◆ **Aim**
Write out the material again word for word, dropping any images it holds.

(Stored dataset items)
= = = =
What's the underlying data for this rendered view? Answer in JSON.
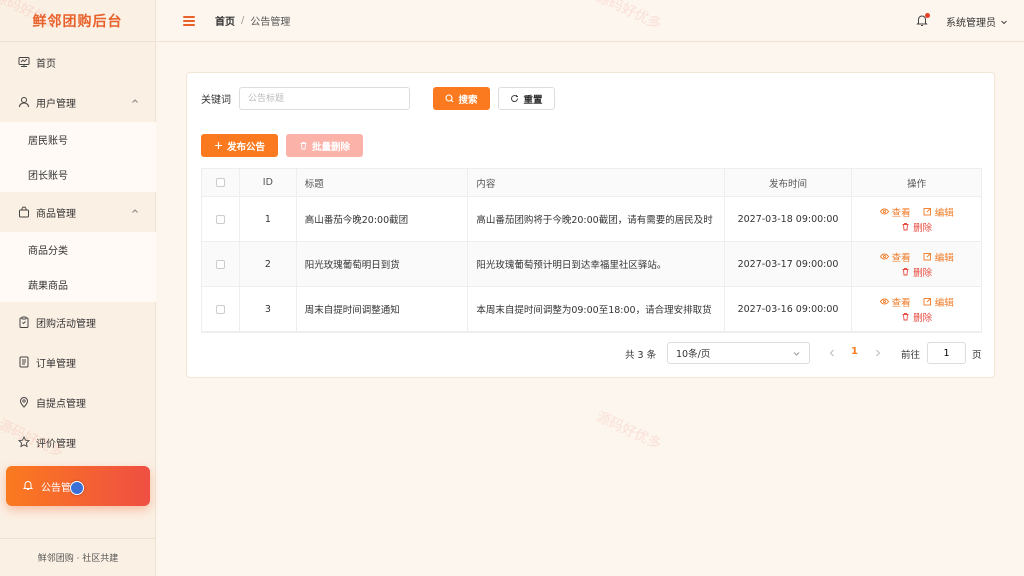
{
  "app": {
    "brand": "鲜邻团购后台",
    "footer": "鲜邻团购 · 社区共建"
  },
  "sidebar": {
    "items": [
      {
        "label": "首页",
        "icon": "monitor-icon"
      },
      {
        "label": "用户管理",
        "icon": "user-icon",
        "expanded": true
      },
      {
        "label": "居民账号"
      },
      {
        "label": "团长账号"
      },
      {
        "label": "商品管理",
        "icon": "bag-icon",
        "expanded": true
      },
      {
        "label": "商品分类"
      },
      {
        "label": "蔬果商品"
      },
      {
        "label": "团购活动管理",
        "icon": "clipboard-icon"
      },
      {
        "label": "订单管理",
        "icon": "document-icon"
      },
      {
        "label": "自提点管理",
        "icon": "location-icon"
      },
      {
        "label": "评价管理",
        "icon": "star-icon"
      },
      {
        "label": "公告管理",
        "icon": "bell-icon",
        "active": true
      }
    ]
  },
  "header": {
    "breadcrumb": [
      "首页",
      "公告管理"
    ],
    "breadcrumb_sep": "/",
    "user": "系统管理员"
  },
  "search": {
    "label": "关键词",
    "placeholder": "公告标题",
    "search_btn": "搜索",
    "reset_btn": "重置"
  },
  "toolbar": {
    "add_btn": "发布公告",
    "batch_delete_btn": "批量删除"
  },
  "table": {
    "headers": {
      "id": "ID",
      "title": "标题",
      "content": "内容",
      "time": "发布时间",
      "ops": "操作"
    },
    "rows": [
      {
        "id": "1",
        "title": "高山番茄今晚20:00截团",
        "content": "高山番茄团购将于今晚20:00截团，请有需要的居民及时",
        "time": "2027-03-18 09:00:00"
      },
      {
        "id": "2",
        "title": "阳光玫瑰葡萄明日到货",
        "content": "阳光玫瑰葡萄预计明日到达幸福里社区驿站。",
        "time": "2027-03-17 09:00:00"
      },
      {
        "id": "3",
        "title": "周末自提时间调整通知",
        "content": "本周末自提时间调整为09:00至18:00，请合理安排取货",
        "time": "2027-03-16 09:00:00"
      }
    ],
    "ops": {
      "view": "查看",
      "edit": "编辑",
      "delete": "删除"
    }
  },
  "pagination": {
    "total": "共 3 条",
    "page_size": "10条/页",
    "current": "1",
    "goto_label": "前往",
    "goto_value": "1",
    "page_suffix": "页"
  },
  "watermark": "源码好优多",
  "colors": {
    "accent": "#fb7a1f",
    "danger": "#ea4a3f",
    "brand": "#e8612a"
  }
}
= = = =
◆ **Complete output**
What's the underlying data for this rendered view? Answer in JSON.
{
  "app": {
    "brand": "鲜邻团购后台",
    "footer": "鲜邻团购 · 社区共建"
  },
  "sidebar": {
    "items": [
      {
        "label": "首页",
        "icon": "monitor-icon"
      },
      {
        "label": "用户管理",
        "icon": "user-icon",
        "expanded": true
      },
      {
        "label": "居民账号"
      },
      {
        "label": "团长账号"
      },
      {
        "label": "商品管理",
        "icon": "bag-icon",
        "expanded": true
      },
      {
        "label": "商品分类"
      },
      {
        "label": "蔬果商品"
      },
      {
        "label": "团购活动管理",
        "icon": "clipboard-icon"
      },
      {
        "label": "订单管理",
        "icon": "document-icon"
      },
      {
        "label": "自提点管理",
        "icon": "location-icon"
      },
      {
        "label": "评价管理",
        "icon": "star-icon"
      },
      {
        "label": "公告管理",
        "icon": "bell-icon",
        "active": true
      }
    ]
  },
  "header": {
    "breadcrumb": [
      "首页",
      "公告管理"
    ],
    "breadcrumb_sep": "/",
    "user": "系统管理员"
  },
  "search": {
    "label": "关键词",
    "placeholder": "公告标题",
    "search_btn": "搜索",
    "reset_btn": "重置"
  },
  "toolbar": {
    "add_btn": "发布公告",
    "batch_delete_btn": "批量删除"
  },
  "table": {
    "headers": {
      "id": "ID",
      "title": "标题",
      "content": "内容",
      "time": "发布时间",
      "ops": "操作"
    },
    "rows": [
      {
        "id": "1",
        "title": "高山番茄今晚20:00截团",
        "content": "高山番茄团购将于今晚20:00截团，请有需要的居民及时",
        "time": "2027-03-18 09:00:00"
      },
      {
        "id": "2",
        "title": "阳光玫瑰葡萄明日到货",
        "content": "阳光玫瑰葡萄预计明日到达幸福里社区驿站。",
        "time": "2027-03-17 09:00:00"
      },
      {
        "id": "3",
        "title": "周末自提时间调整通知",
        "content": "本周末自提时间调整为09:00至18:00，请合理安排取货",
        "time": "2027-03-16 09:00:00"
      }
    ],
    "ops": {
      "view": "查看",
      "edit": "编辑",
      "delete": "删除"
    }
  },
  "pagination": {
    "total": "共 3 条",
    "page_size": "10条/页",
    "current": "1",
    "goto_label": "前往",
    "goto_value": "1",
    "page_suffix": "页"
  },
  "watermark": "源码好优多",
  "colors": {
    "accent": "#fb7a1f",
    "danger": "#ea4a3f",
    "brand": "#e8612a"
  }
}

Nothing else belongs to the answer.